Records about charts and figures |
------------------------------

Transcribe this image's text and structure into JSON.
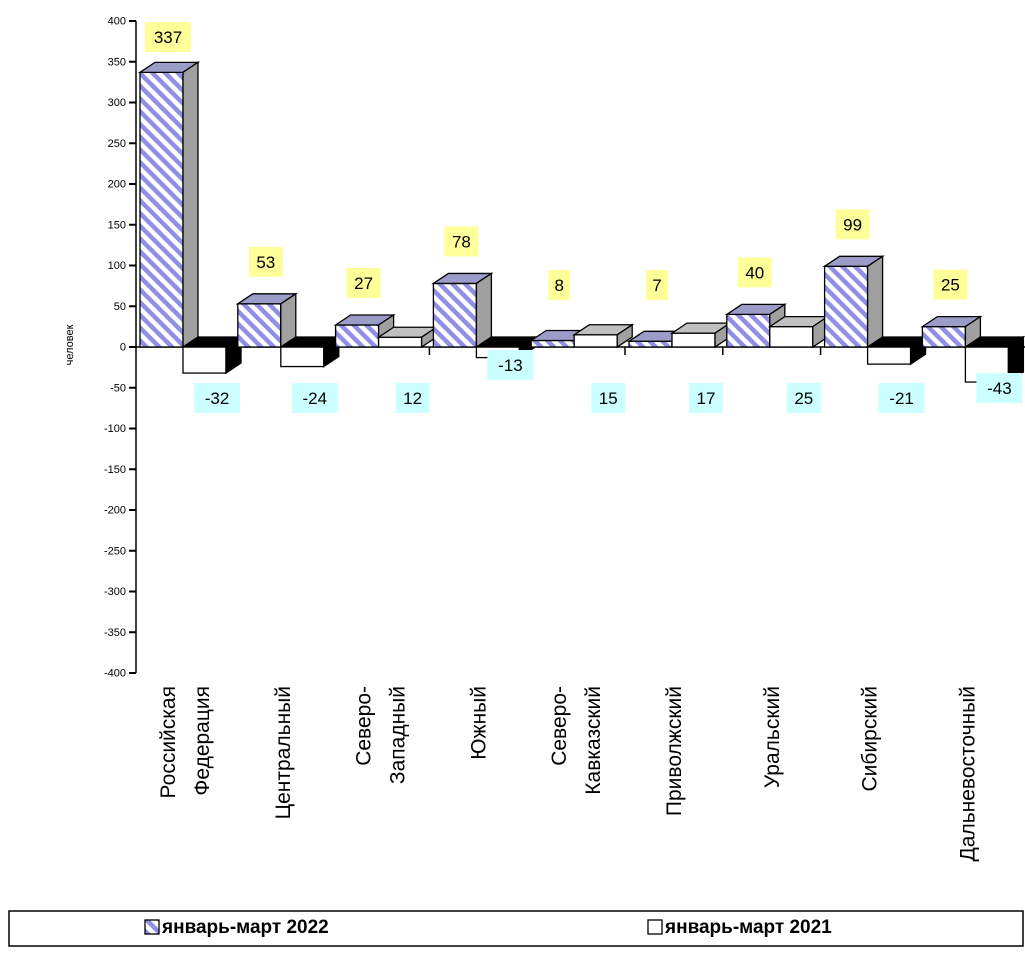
{
  "chart_data": {
    "type": "bar",
    "ylabel": "человек",
    "ylim": [
      -400,
      400
    ],
    "ytick_step": 50,
    "categories": [
      [
        "Российская",
        "Федерация"
      ],
      [
        "Центральный"
      ],
      [
        "Северо-",
        "Западный"
      ],
      [
        "Южный"
      ],
      [
        "Северо-",
        "Кавказский"
      ],
      [
        "Приволжский"
      ],
      [
        "Уральский"
      ],
      [
        "Сибирский"
      ],
      [
        "Дальневосточный"
      ]
    ],
    "series": [
      {
        "name": "январь-март 2022",
        "values": [
          337,
          53,
          27,
          78,
          8,
          7,
          40,
          99,
          25
        ],
        "label_color": "#ffff99",
        "style": "hatched-blue"
      },
      {
        "name": "январь-март 2021",
        "values": [
          -32,
          -24,
          12,
          -13,
          15,
          17,
          25,
          -21,
          -43
        ],
        "label_color": "#ccffff",
        "style": "white"
      }
    ],
    "legend": "bottom"
  }
}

------------------------------

Problem to work on |
Without the pictures, repeat all the records word for word.

Reply to the exercise |
Transcribe this image's text and structure into JSON.
{
  "chart_data": {
    "type": "bar",
    "ylabel": "человек",
    "ylim": [
      -400,
      400
    ],
    "ytick_step": 50,
    "categories": [
      [
        "Российская",
        "Федерация"
      ],
      [
        "Центральный"
      ],
      [
        "Северо-",
        "Западный"
      ],
      [
        "Южный"
      ],
      [
        "Северо-",
        "Кавказский"
      ],
      [
        "Приволжский"
      ],
      [
        "Уральский"
      ],
      [
        "Сибирский"
      ],
      [
        "Дальневосточный"
      ]
    ],
    "series": [
      {
        "name": "январь-март 2022",
        "values": [
          337,
          53,
          27,
          78,
          8,
          7,
          40,
          99,
          25
        ],
        "label_color": "#ffff99",
        "style": "hatched-blue"
      },
      {
        "name": "январь-март 2021",
        "values": [
          -32,
          -24,
          12,
          -13,
          15,
          17,
          25,
          -21,
          -43
        ],
        "label_color": "#ccffff",
        "style": "white"
      }
    ],
    "legend": "bottom"
  }
}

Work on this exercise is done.